### WRITTEN REQUEST
From the records below, copy every line that contains the word "this".

-------------------------

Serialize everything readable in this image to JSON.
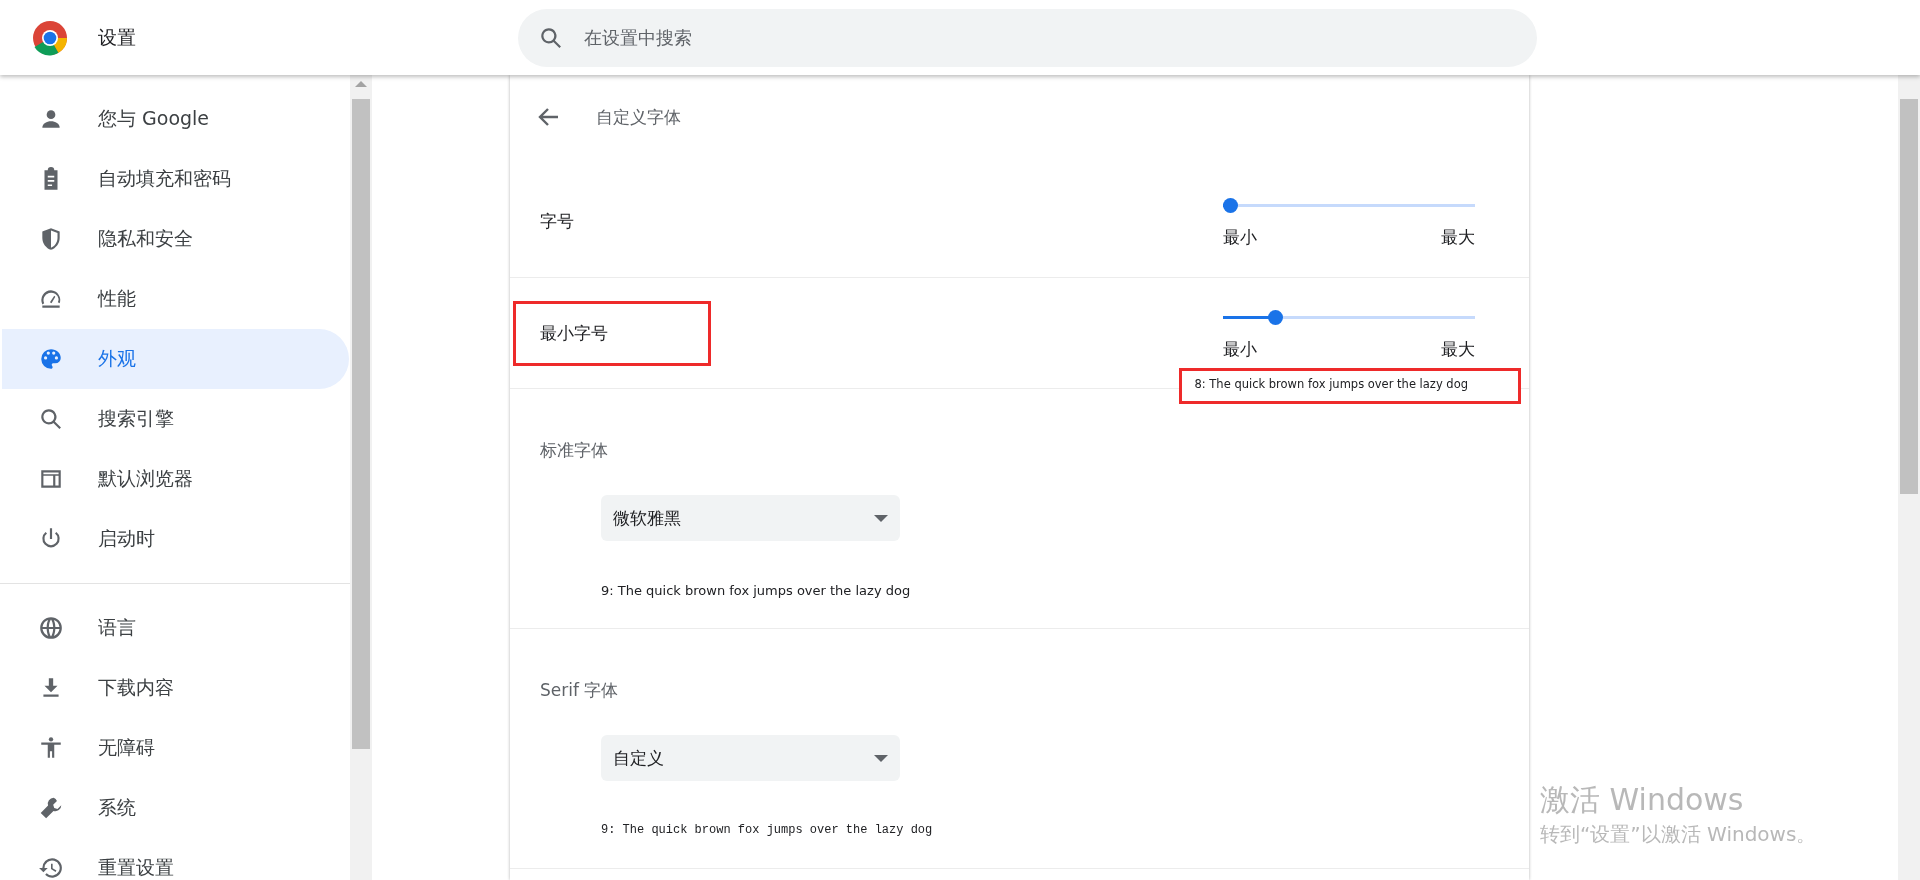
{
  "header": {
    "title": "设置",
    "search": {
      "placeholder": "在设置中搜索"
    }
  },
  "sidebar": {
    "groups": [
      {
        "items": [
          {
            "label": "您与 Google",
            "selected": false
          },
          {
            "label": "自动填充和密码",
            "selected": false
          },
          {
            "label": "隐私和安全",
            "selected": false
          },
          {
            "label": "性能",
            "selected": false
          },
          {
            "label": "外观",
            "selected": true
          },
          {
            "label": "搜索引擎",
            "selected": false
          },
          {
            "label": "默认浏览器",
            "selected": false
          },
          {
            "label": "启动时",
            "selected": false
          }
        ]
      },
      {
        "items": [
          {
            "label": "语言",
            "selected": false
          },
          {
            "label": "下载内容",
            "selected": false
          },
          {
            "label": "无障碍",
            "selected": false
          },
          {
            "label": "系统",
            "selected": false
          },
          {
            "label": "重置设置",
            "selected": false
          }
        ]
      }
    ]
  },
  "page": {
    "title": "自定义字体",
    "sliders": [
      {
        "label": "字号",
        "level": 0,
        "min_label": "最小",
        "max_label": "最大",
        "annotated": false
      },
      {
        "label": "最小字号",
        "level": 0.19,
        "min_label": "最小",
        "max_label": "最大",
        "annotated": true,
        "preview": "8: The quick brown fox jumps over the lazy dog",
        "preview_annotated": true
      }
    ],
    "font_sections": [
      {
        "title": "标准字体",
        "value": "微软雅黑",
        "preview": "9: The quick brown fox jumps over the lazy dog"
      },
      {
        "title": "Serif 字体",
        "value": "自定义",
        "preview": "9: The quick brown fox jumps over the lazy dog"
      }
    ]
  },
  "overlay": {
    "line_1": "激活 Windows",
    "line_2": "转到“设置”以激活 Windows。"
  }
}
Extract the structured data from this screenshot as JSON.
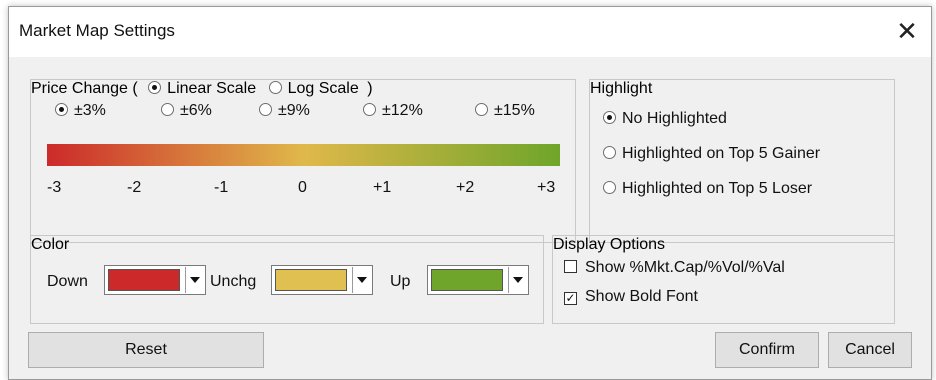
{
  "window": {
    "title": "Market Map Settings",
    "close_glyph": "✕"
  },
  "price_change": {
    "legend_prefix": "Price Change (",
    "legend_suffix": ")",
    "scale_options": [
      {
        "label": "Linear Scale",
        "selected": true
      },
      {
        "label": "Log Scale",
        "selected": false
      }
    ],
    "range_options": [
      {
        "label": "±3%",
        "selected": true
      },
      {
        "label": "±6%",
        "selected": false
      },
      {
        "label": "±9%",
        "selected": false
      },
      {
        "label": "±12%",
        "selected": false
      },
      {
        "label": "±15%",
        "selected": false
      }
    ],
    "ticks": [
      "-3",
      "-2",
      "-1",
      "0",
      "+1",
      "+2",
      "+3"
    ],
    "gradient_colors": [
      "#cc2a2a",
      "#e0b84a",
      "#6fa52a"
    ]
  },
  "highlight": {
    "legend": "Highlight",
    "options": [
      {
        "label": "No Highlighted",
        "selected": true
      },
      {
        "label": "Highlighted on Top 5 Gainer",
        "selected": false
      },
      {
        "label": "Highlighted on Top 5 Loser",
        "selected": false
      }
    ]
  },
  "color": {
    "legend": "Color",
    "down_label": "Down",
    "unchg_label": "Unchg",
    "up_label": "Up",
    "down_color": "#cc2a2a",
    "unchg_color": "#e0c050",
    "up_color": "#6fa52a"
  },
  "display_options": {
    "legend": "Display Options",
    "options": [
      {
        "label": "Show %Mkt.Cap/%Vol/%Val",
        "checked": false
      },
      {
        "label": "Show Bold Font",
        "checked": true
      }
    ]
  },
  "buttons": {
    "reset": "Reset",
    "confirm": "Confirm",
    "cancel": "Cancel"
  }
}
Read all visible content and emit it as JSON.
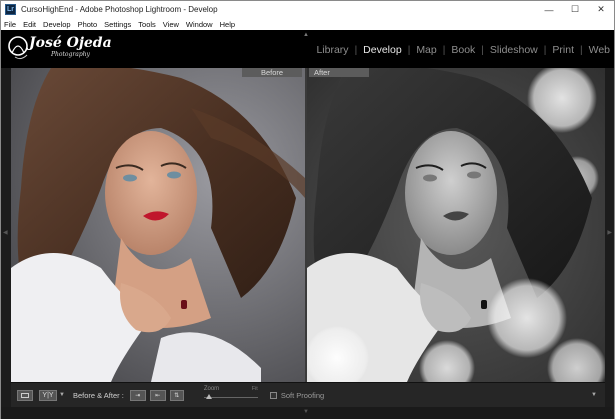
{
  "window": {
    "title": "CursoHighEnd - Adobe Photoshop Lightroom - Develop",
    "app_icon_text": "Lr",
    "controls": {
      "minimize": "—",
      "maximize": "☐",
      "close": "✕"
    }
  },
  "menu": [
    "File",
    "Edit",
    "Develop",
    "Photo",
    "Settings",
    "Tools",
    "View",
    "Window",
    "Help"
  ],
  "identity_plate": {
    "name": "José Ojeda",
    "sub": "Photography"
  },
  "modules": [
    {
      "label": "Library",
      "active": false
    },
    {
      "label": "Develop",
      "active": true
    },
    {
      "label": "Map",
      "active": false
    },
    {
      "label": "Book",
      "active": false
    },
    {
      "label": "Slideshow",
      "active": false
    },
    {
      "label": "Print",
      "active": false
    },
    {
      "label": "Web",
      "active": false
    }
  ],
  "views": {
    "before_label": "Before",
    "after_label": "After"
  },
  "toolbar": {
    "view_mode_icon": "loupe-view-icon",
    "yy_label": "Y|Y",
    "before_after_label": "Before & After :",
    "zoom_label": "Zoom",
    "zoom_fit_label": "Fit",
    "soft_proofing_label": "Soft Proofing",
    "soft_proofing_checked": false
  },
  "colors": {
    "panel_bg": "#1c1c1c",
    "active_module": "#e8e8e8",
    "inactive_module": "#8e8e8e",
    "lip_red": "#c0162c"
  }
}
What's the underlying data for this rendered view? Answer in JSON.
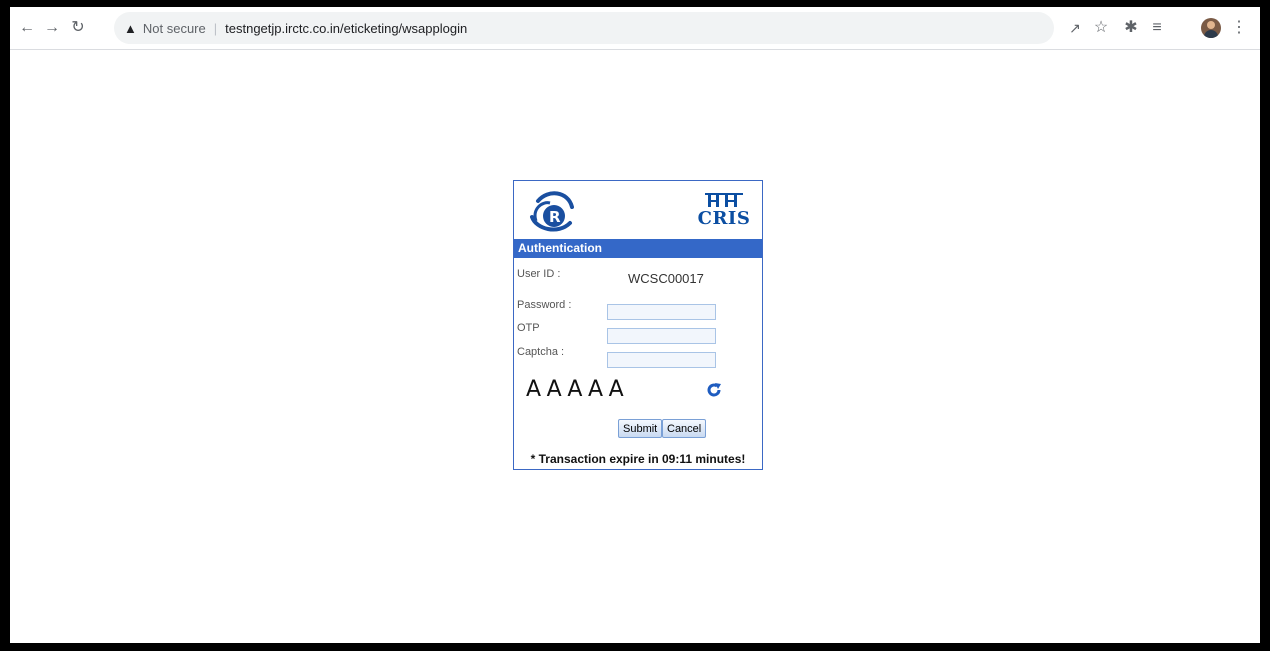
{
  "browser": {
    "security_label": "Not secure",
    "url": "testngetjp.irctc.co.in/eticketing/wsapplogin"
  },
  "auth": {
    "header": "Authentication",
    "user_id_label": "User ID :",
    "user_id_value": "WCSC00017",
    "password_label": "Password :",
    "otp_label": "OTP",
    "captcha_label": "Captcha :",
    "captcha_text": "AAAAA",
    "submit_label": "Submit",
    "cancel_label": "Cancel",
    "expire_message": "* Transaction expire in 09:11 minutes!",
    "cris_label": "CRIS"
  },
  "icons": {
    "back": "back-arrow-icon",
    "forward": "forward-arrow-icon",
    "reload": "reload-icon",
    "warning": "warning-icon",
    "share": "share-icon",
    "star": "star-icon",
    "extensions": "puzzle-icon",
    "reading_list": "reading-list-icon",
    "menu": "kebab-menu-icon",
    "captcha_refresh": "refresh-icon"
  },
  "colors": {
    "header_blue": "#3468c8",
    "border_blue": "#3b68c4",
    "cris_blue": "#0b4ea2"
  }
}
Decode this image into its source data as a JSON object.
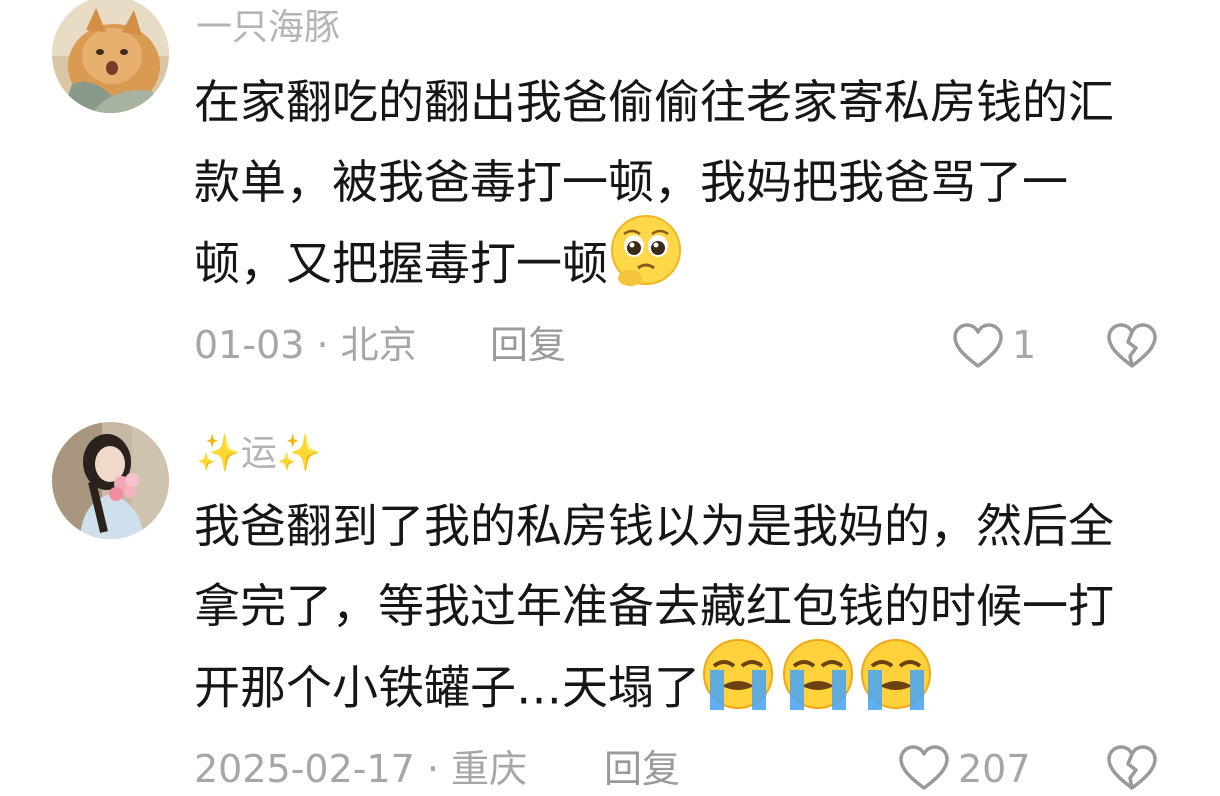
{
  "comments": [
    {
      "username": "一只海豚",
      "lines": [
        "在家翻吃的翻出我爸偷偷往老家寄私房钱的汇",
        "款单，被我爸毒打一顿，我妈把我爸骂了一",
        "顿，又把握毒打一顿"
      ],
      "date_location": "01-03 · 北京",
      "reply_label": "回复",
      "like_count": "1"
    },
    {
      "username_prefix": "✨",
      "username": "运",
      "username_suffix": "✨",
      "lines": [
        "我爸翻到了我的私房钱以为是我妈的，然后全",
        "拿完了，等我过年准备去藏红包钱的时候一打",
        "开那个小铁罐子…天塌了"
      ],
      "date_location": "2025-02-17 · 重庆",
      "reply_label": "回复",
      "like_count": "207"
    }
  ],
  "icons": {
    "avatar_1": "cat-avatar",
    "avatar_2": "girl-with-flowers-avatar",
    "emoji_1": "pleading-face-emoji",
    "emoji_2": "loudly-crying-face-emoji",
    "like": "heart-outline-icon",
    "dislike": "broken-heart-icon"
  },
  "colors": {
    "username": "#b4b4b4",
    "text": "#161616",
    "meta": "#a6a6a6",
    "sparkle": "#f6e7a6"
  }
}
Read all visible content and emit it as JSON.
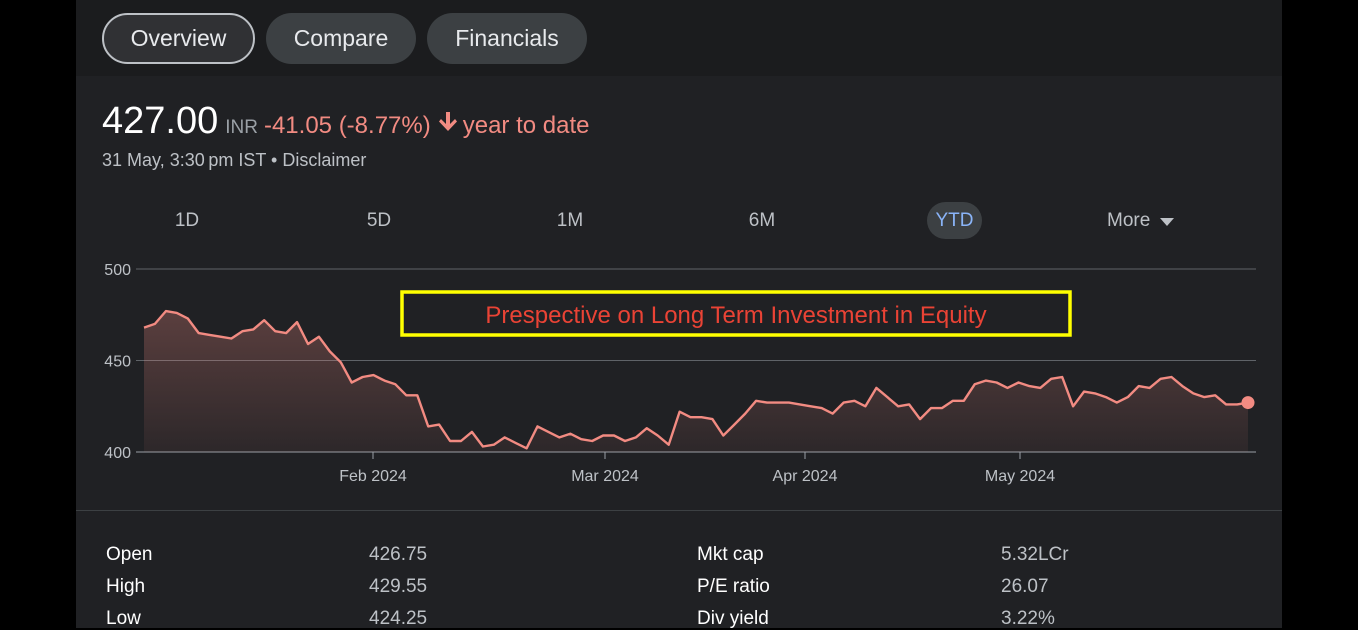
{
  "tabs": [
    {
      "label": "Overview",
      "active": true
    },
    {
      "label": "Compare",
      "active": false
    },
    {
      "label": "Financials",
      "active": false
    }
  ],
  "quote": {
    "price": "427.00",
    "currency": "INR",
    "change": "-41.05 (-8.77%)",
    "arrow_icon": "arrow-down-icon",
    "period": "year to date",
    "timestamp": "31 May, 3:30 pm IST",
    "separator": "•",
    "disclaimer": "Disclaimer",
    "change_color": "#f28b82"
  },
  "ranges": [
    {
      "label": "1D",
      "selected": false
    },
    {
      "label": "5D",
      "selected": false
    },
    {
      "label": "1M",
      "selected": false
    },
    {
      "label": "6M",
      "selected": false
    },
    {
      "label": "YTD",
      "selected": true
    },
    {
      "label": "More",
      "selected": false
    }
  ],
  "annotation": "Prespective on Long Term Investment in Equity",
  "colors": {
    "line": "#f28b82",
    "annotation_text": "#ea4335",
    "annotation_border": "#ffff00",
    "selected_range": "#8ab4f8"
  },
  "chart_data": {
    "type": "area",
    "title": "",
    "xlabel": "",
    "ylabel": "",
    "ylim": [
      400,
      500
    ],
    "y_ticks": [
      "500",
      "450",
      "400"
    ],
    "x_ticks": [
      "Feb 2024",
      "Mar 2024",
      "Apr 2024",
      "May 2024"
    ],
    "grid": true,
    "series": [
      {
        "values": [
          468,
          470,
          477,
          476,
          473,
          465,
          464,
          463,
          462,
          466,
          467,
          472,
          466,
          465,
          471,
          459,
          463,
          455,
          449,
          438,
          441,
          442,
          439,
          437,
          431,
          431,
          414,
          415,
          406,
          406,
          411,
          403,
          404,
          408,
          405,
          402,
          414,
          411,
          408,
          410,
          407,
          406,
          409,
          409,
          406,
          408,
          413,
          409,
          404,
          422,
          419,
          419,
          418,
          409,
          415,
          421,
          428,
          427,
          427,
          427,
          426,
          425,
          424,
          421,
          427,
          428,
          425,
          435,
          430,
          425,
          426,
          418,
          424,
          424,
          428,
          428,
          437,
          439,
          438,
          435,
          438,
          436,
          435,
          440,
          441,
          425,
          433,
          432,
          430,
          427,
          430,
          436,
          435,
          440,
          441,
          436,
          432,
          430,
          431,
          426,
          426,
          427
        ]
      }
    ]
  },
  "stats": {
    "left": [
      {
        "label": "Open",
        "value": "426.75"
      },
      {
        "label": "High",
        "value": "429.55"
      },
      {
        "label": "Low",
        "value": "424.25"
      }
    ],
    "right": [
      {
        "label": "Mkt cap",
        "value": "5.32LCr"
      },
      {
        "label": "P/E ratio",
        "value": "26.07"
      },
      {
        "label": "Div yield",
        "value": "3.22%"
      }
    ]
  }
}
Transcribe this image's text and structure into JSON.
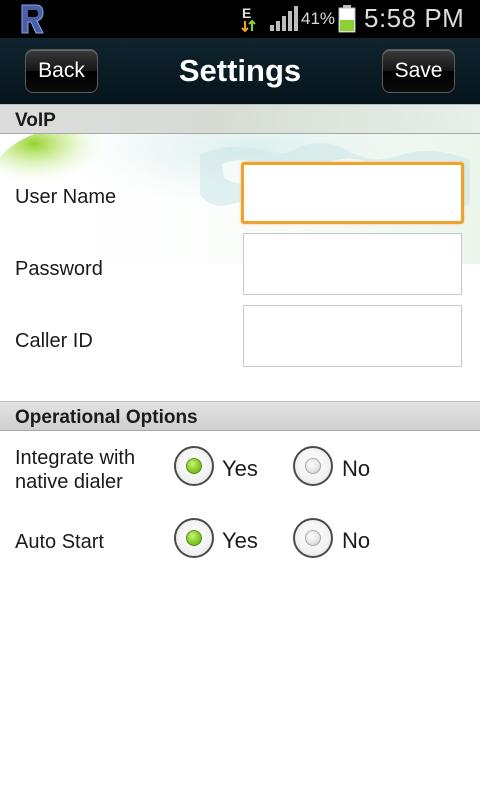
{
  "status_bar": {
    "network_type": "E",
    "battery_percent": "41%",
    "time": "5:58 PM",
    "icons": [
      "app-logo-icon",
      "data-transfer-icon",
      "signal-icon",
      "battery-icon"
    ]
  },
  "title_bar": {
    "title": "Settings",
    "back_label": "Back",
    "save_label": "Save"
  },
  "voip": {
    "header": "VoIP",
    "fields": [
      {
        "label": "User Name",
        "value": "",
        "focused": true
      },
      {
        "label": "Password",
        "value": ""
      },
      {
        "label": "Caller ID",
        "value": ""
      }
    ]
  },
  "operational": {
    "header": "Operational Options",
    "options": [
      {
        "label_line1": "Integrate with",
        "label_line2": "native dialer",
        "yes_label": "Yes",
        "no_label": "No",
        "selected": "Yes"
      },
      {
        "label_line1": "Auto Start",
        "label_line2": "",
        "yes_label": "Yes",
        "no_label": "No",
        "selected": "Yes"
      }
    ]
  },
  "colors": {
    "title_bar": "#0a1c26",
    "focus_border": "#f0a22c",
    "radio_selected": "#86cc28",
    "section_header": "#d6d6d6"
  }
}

-------------------------

### FULL RESPONSE
Serialize everything readable in this image to JSON.
Extract the structured data from this screenshot as JSON.
What's the underlying data for this rendered view? Answer in JSON.
Decode this image into its source data as a JSON object.
Transcribe this image's text and structure into JSON.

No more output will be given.